### Written request:
Output the material below in its entirety, exactly as given.
━━━━━ Data listing
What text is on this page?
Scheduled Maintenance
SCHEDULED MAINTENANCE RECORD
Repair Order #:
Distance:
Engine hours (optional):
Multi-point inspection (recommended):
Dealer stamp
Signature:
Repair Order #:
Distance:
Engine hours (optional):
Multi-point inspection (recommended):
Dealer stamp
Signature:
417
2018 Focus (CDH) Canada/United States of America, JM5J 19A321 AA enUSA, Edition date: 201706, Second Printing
━━━━━━━━━━
### Solution below:
What text is on this page?
Scheduled Maintenance
SCHEDULED MAINTENANCE RECORD
Repair Order #:
Distance:
Engine hours (optional):
Multi-point inspection (recommended):
Dealer stamp
Signature:
Repair Order #:
Distance:
Engine hours (optional):
Multi-point inspection (recommended):
Dealer stamp
Signature:
417
2018 Focus (CDH) Canada/United States of America, JM5J 19A321 AA enUSA, Edition date: 201706, Second Printing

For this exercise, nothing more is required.